* _Task_: Your task is to locate every line holding the string "Total" and to copy each of them.

-- Start of Rows --

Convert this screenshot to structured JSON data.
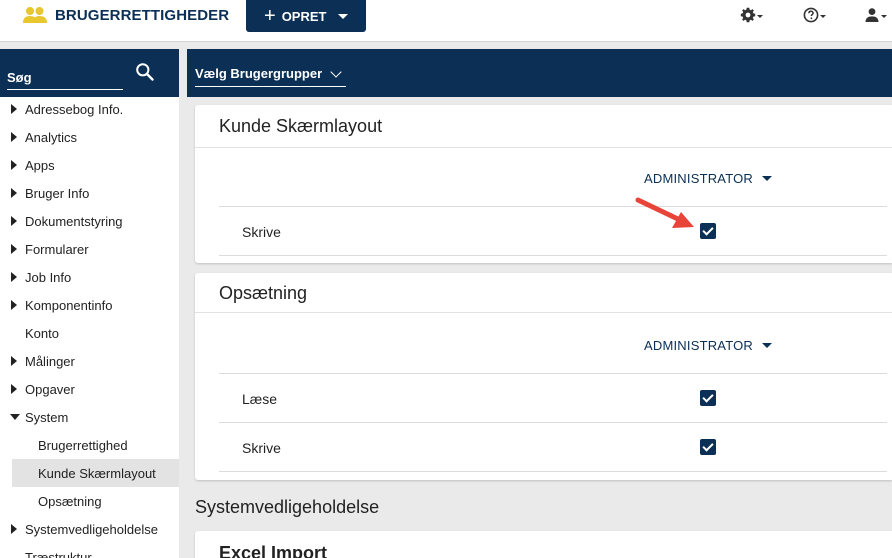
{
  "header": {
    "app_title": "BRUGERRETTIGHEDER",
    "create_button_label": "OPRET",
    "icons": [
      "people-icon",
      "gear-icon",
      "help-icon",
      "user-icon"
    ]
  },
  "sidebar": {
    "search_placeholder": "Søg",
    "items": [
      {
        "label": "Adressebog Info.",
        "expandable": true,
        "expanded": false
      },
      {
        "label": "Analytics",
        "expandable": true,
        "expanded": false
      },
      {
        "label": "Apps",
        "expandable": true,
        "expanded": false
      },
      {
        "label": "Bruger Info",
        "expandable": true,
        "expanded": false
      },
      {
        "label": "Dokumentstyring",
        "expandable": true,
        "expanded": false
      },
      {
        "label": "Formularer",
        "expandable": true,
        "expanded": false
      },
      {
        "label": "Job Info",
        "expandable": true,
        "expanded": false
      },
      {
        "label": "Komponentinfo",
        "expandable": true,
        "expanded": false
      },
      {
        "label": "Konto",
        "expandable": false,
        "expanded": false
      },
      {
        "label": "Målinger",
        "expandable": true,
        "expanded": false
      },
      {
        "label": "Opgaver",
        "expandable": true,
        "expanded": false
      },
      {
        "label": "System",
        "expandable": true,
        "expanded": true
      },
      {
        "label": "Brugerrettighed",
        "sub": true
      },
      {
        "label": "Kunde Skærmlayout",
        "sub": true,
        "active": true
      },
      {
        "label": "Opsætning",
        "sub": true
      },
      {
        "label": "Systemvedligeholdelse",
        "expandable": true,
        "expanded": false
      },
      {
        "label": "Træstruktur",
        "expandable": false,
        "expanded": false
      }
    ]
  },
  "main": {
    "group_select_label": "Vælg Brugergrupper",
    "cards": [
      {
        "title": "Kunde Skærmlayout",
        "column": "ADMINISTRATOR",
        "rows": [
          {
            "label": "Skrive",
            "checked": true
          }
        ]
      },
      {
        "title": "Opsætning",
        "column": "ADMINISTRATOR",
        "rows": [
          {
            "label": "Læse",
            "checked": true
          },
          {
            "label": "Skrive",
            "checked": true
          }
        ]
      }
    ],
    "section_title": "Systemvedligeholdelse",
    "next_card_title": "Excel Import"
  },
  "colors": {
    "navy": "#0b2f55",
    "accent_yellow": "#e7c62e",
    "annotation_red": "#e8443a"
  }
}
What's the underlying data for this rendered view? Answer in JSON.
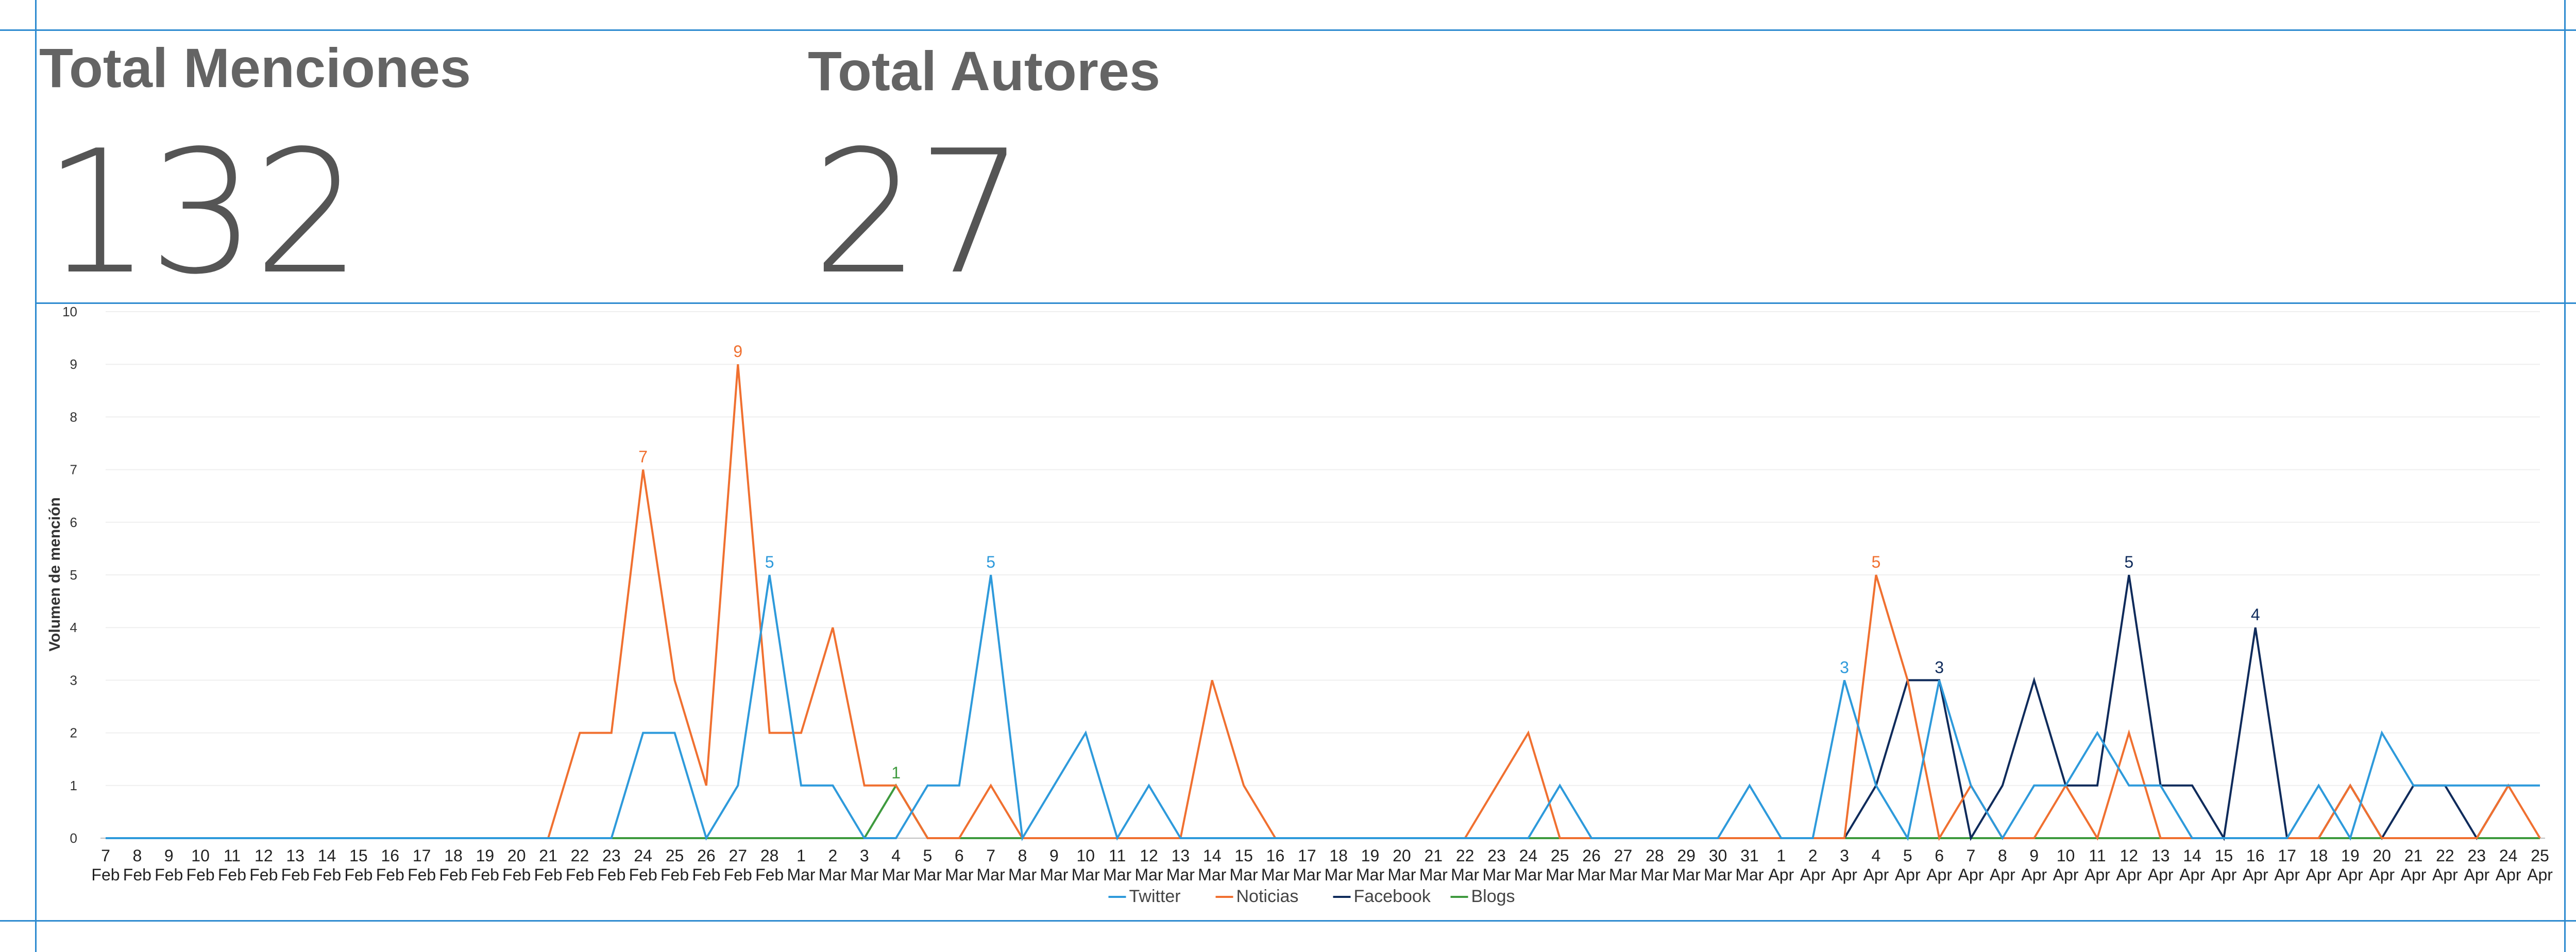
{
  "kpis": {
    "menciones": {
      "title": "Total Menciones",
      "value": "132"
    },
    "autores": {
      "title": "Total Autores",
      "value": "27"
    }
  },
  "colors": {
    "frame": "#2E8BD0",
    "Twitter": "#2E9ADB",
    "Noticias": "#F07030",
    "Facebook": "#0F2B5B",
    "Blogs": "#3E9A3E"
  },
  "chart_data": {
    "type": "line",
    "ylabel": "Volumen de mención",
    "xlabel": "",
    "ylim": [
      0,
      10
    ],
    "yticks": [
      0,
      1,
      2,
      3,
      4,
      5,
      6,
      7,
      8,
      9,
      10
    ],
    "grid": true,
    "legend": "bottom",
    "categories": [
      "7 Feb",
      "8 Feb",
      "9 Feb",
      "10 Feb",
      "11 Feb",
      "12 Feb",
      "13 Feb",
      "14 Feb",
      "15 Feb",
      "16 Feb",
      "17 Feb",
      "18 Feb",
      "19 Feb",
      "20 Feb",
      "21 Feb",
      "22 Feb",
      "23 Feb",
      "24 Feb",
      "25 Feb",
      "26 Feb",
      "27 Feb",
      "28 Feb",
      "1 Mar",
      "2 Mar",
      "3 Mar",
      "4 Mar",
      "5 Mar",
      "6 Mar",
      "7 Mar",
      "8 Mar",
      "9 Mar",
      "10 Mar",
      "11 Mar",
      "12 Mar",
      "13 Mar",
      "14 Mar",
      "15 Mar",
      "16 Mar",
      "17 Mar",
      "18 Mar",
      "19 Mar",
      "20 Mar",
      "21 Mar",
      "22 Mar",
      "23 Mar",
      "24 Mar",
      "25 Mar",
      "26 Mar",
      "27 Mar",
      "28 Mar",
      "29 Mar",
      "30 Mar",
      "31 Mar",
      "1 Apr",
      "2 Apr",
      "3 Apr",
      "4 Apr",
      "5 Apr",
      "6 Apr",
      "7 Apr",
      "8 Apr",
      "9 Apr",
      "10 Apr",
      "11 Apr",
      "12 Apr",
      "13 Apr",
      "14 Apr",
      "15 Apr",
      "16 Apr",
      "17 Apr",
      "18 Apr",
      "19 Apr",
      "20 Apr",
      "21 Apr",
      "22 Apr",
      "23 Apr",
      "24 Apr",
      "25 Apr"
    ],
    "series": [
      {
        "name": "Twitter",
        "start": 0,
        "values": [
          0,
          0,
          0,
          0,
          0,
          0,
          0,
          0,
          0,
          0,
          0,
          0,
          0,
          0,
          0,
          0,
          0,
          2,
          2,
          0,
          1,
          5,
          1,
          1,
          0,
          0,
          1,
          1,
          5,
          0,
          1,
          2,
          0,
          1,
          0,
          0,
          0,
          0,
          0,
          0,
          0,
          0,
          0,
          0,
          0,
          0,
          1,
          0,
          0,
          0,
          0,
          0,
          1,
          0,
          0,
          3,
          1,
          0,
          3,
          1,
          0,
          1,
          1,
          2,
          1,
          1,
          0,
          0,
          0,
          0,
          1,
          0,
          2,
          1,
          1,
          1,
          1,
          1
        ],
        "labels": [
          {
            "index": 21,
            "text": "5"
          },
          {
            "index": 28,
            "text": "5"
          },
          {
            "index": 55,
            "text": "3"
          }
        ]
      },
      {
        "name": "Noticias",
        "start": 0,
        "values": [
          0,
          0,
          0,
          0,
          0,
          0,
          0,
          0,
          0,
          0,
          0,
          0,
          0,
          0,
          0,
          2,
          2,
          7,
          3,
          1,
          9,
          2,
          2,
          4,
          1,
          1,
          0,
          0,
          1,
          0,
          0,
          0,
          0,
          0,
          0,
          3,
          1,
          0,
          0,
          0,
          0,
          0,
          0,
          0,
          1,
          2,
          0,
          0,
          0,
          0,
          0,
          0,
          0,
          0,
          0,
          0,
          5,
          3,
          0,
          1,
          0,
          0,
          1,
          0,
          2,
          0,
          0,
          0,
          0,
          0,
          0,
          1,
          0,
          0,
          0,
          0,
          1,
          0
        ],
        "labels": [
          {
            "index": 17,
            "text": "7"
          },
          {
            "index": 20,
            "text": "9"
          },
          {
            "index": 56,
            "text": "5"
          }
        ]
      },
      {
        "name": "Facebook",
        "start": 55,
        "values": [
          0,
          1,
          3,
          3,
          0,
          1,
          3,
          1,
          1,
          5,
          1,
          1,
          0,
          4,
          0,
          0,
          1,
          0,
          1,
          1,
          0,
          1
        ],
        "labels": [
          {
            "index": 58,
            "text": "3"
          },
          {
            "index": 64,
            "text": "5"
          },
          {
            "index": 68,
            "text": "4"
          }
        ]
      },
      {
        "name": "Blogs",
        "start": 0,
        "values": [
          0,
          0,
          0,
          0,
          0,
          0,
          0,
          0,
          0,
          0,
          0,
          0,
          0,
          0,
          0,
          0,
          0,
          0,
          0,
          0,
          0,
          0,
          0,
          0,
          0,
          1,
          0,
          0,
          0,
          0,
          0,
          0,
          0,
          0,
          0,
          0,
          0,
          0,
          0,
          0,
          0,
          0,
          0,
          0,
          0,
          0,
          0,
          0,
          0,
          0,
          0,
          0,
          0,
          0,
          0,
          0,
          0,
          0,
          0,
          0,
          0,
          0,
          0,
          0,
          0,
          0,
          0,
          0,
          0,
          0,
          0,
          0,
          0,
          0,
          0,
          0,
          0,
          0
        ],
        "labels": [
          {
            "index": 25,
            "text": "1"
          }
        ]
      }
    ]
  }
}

-- End of Rows --

* _Final result_:
      "title": "Total Menciones",
      "title": "Total Autores",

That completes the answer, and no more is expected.